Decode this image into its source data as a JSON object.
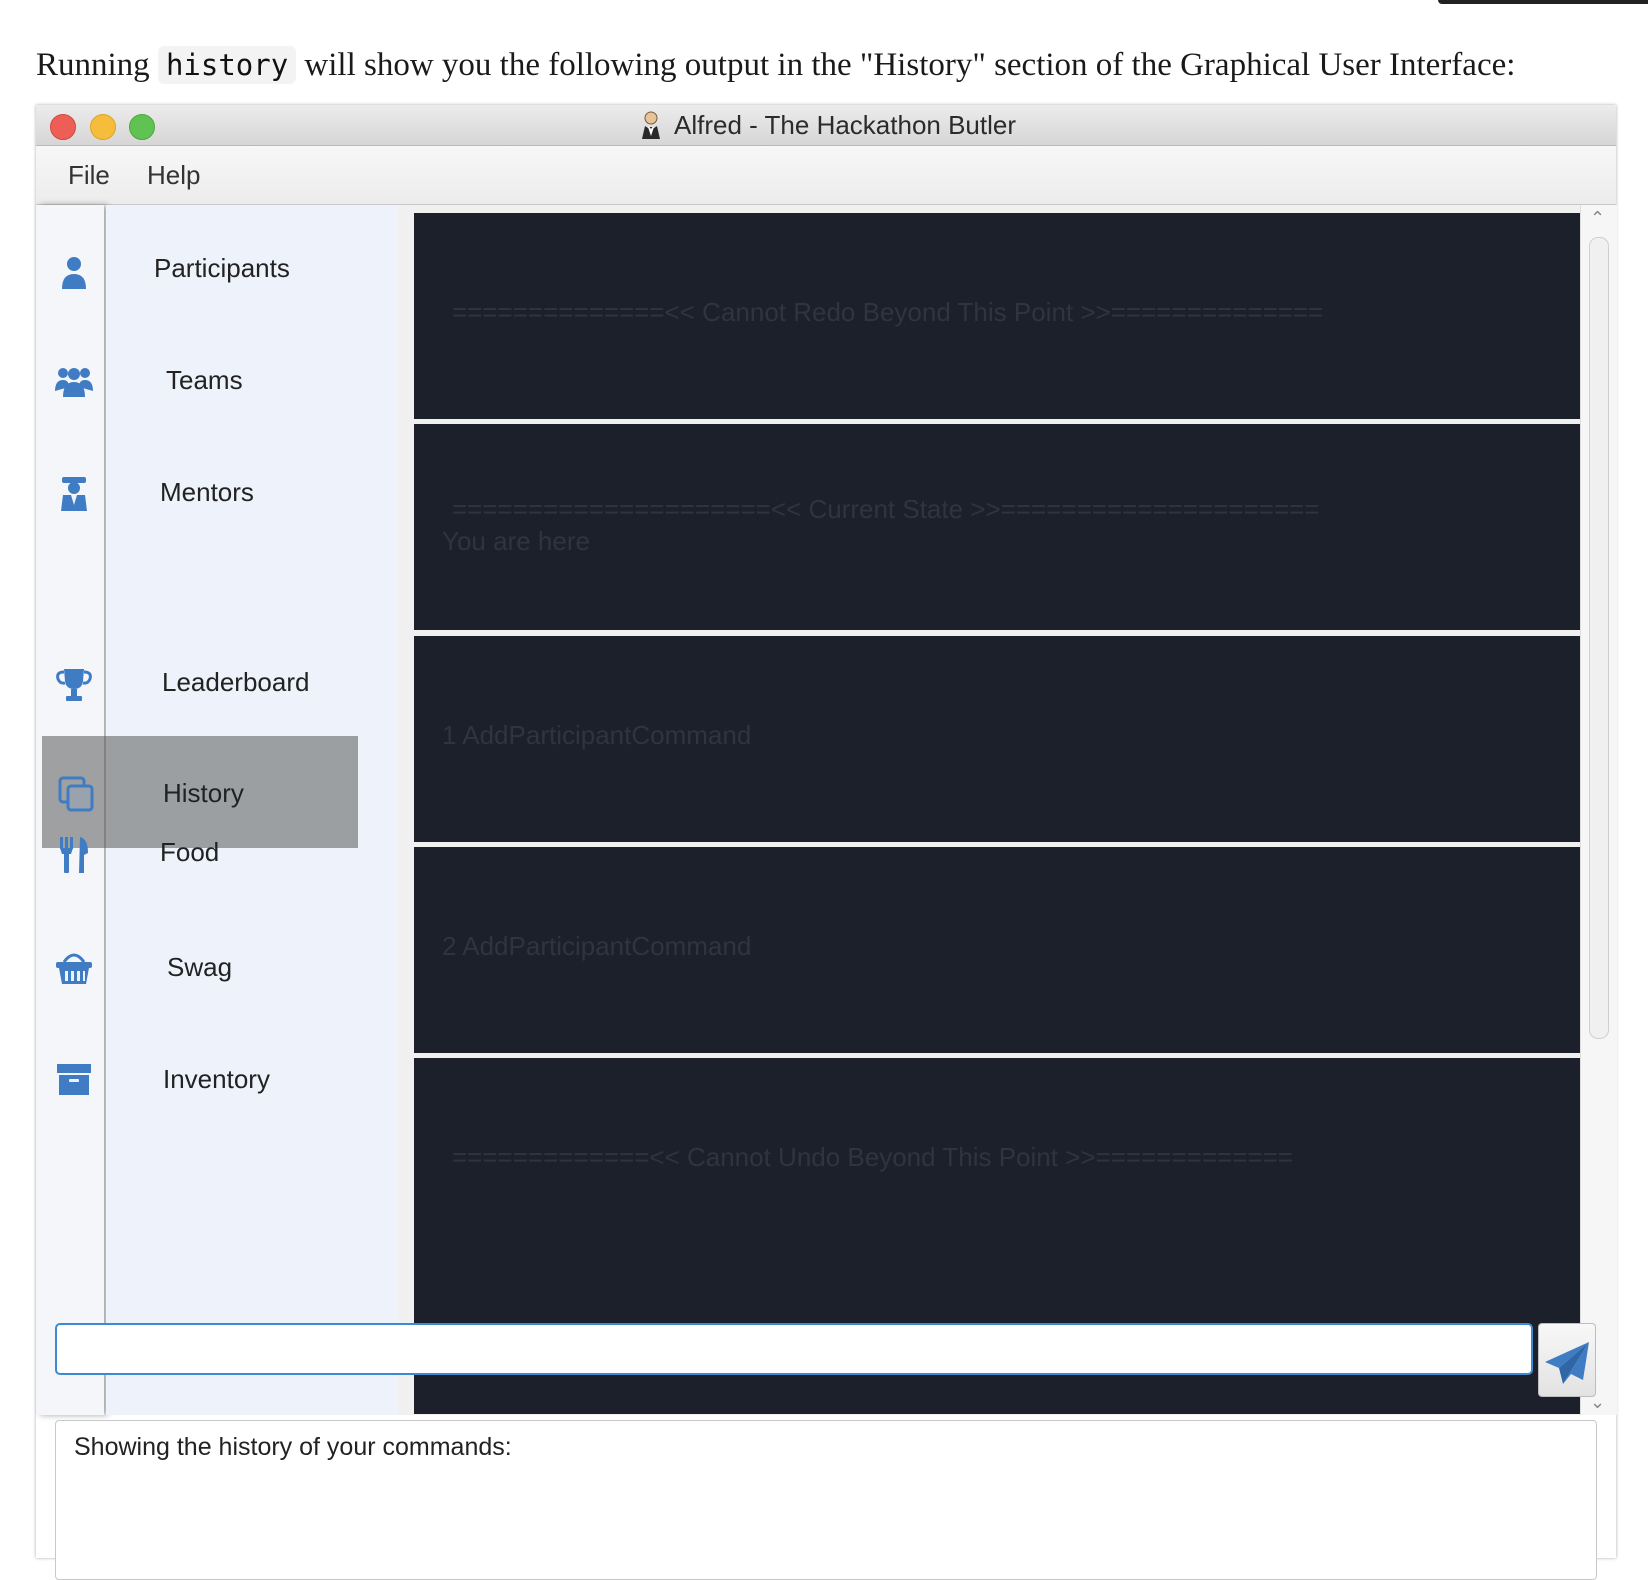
{
  "intro": {
    "before": "Running ",
    "code": "history",
    "after": " will show you the following output in the \"History\" section of the Graphical User Interface:"
  },
  "window": {
    "title": "Alfred - The Hackathon Butler",
    "title_icon": "butler-icon",
    "traffic_lights": [
      "#ed5f56",
      "#f5bd3b",
      "#5fc253"
    ]
  },
  "menu": {
    "file": "File",
    "help": "Help"
  },
  "sidebar": {
    "items": [
      {
        "label": "Participants",
        "icon": "person-icon"
      },
      {
        "label": "Teams",
        "icon": "group-icon"
      },
      {
        "label": "Mentors",
        "icon": "mentor-icon"
      },
      {
        "label": "Leaderboard",
        "icon": "trophy-icon"
      },
      {
        "label": "History",
        "icon": "history-icon"
      },
      {
        "label": "Food",
        "icon": "cutlery-icon"
      },
      {
        "label": "Swag",
        "icon": "basket-icon"
      },
      {
        "label": "Inventory",
        "icon": "archive-icon"
      }
    ],
    "active": "History",
    "icon_color": "#3f7cc4"
  },
  "history": {
    "cards": [
      {
        "lines": [
          "==============<< Cannot Redo Beyond This Point >>=============="
        ]
      },
      {
        "lines": [
          "=====================<< Current State >>=====================",
          "You are here"
        ]
      },
      {
        "lines": [
          "1  AddParticipantCommand"
        ]
      },
      {
        "lines": [
          "2  AddParticipantCommand"
        ]
      },
      {
        "lines": [
          "=============<< Cannot Undo Beyond This Point >>============="
        ]
      }
    ],
    "card_color": "#1c202a"
  },
  "command_box": {
    "value": "",
    "placeholder": ""
  },
  "result": {
    "text": "Showing the history of your commands:"
  }
}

TASK TO COMPLETE ▸ Write out the full listing verbatim, excluding its pictures.

FINAL RESULT ▸
Decode this image into its source data as a JSON object.
{
  "intro": {
    "before": "Running ",
    "code": "history",
    "after": " will show you the following output in the \"History\" section of the Graphical User Interface:"
  },
  "window": {
    "title": "Alfred - The Hackathon Butler",
    "title_icon": "butler-icon",
    "traffic_lights": [
      "#ed5f56",
      "#f5bd3b",
      "#5fc253"
    ]
  },
  "menu": {
    "file": "File",
    "help": "Help"
  },
  "sidebar": {
    "items": [
      {
        "label": "Participants",
        "icon": "person-icon"
      },
      {
        "label": "Teams",
        "icon": "group-icon"
      },
      {
        "label": "Mentors",
        "icon": "mentor-icon"
      },
      {
        "label": "Leaderboard",
        "icon": "trophy-icon"
      },
      {
        "label": "History",
        "icon": "history-icon"
      },
      {
        "label": "Food",
        "icon": "cutlery-icon"
      },
      {
        "label": "Swag",
        "icon": "basket-icon"
      },
      {
        "label": "Inventory",
        "icon": "archive-icon"
      }
    ],
    "active": "History",
    "icon_color": "#3f7cc4"
  },
  "history": {
    "cards": [
      {
        "lines": [
          "==============<< Cannot Redo Beyond This Point >>=============="
        ]
      },
      {
        "lines": [
          "=====================<< Current State >>=====================",
          "You are here"
        ]
      },
      {
        "lines": [
          "1  AddParticipantCommand"
        ]
      },
      {
        "lines": [
          "2  AddParticipantCommand"
        ]
      },
      {
        "lines": [
          "=============<< Cannot Undo Beyond This Point >>============="
        ]
      }
    ],
    "card_color": "#1c202a"
  },
  "command_box": {
    "value": "",
    "placeholder": ""
  },
  "result": {
    "text": "Showing the history of your commands:"
  }
}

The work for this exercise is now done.